Excerpts from an interface dataset
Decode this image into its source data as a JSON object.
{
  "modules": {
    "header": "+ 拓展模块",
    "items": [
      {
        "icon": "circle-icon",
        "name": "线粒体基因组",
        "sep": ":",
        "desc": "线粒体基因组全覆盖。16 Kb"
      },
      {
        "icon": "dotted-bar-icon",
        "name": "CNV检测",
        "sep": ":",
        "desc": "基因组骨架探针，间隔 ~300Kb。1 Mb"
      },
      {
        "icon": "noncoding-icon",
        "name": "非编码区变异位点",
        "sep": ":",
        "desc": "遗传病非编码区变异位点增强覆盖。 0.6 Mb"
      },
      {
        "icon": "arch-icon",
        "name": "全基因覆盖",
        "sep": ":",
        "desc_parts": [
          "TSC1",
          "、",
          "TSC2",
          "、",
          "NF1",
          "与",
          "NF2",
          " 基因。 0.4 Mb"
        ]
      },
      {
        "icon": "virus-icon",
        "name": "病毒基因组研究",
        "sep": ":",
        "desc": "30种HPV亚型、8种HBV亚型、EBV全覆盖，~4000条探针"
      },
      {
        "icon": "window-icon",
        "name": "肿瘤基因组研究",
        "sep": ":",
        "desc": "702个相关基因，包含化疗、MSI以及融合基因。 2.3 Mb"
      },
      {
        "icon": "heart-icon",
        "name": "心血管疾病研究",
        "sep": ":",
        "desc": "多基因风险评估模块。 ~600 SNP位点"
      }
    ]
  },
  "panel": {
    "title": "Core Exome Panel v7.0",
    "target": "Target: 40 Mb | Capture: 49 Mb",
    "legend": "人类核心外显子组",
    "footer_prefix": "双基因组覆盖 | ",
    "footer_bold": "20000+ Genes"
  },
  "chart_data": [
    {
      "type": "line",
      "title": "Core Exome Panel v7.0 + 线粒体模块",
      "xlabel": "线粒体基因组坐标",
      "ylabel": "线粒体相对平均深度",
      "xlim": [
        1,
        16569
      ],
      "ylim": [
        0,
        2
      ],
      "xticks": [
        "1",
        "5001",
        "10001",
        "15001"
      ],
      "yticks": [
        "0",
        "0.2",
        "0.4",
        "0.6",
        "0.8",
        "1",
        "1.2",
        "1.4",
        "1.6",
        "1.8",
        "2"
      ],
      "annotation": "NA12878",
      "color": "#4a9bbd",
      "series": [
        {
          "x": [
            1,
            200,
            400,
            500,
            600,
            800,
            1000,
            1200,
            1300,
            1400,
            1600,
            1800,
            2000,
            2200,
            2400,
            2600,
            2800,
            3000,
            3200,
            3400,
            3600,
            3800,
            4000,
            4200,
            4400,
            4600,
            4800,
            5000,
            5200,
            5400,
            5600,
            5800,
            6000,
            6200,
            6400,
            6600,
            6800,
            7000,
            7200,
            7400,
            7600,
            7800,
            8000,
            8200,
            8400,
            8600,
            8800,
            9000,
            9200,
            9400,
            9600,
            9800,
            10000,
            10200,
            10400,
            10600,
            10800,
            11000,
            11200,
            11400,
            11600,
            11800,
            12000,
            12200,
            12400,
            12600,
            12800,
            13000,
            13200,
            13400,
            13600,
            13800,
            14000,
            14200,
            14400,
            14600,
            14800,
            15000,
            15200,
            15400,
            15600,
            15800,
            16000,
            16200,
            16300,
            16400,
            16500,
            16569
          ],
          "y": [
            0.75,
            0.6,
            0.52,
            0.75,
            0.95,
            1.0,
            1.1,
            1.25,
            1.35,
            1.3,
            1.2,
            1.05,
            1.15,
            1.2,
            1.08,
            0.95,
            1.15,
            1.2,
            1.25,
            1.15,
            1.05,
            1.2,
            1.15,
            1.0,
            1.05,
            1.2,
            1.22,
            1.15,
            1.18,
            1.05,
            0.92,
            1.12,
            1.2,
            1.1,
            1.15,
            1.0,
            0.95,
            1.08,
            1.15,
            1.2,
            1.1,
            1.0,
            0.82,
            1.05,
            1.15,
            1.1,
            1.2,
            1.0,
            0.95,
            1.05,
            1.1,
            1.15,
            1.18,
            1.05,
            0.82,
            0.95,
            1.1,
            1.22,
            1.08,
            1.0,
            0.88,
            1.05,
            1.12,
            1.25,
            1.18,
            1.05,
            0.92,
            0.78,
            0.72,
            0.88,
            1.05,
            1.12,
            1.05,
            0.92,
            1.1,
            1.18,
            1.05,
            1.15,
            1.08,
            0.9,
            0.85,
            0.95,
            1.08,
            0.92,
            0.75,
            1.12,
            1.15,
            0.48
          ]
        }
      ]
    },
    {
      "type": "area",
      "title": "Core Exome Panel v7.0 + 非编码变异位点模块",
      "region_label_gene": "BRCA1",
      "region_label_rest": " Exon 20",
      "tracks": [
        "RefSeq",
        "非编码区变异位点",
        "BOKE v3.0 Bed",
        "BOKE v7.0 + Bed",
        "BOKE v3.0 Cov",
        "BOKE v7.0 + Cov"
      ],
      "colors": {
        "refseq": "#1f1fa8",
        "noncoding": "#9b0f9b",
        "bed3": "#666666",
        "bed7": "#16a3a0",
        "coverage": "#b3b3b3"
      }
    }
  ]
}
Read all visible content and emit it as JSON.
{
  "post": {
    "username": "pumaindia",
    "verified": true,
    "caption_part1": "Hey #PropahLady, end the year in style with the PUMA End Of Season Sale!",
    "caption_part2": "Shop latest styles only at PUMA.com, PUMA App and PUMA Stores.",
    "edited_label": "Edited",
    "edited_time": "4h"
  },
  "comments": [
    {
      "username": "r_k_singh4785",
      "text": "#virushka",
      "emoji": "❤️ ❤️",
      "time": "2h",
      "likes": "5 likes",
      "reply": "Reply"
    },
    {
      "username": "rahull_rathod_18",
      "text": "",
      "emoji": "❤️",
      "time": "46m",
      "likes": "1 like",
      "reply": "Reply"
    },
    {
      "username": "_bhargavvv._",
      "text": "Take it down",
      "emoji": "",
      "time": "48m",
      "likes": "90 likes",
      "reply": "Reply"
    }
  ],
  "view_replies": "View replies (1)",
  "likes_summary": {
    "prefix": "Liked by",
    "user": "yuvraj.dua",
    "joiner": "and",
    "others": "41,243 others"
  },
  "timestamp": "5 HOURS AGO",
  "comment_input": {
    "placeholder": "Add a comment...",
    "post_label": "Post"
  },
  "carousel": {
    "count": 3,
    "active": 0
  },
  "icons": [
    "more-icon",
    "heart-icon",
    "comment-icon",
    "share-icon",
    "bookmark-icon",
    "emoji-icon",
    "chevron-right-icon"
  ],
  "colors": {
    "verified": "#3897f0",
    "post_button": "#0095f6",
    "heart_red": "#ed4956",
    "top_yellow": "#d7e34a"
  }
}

● **Your instructions**
Each of the lines from the one that contains "Read all visible content and emit it as JSON." through the last line of the data needs to be repeated exactly, with no others.

● **Exercise answer**
Read all visible content and emit it as JSON.
{
  "post": {
    "username": "pumaindia",
    "verified": true,
    "caption_part1": "Hey #PropahLady, end the year in style with the PUMA End Of Season Sale!",
    "caption_part2": "Shop latest styles only at PUMA.com, PUMA App and PUMA Stores.",
    "edited_label": "Edited",
    "edited_time": "4h"
  },
  "comments": [
    {
      "username": "r_k_singh4785",
      "text": "#virushka",
      "emoji": "❤️ ❤️",
      "time": "2h",
      "likes": "5 likes",
      "reply": "Reply"
    },
    {
      "username": "rahull_rathod_18",
      "text": "",
      "emoji": "❤️",
      "time": "46m",
      "likes": "1 like",
      "reply": "Reply"
    },
    {
      "username": "_bhargavvv._",
      "text": "Take it down",
      "emoji": "",
      "time": "48m",
      "likes": "90 likes",
      "reply": "Reply"
    }
  ],
  "view_replies": "View replies (1)",
  "likes_summary": {
    "prefix": "Liked by",
    "user": "yuvraj.dua",
    "joiner": "and",
    "others": "41,243 others"
  },
  "timestamp": "5 HOURS AGO",
  "comment_input": {
    "placeholder": "Add a comment...",
    "post_label": "Post"
  },
  "carousel": {
    "count": 3,
    "active": 0
  },
  "icons": [
    "more-icon",
    "heart-icon",
    "comment-icon",
    "share-icon",
    "bookmark-icon",
    "emoji-icon",
    "chevron-right-icon"
  ],
  "colors": {
    "verified": "#3897f0",
    "post_button": "#0095f6",
    "heart_red": "#ed4956",
    "top_yellow": "#d7e34a"
  }
}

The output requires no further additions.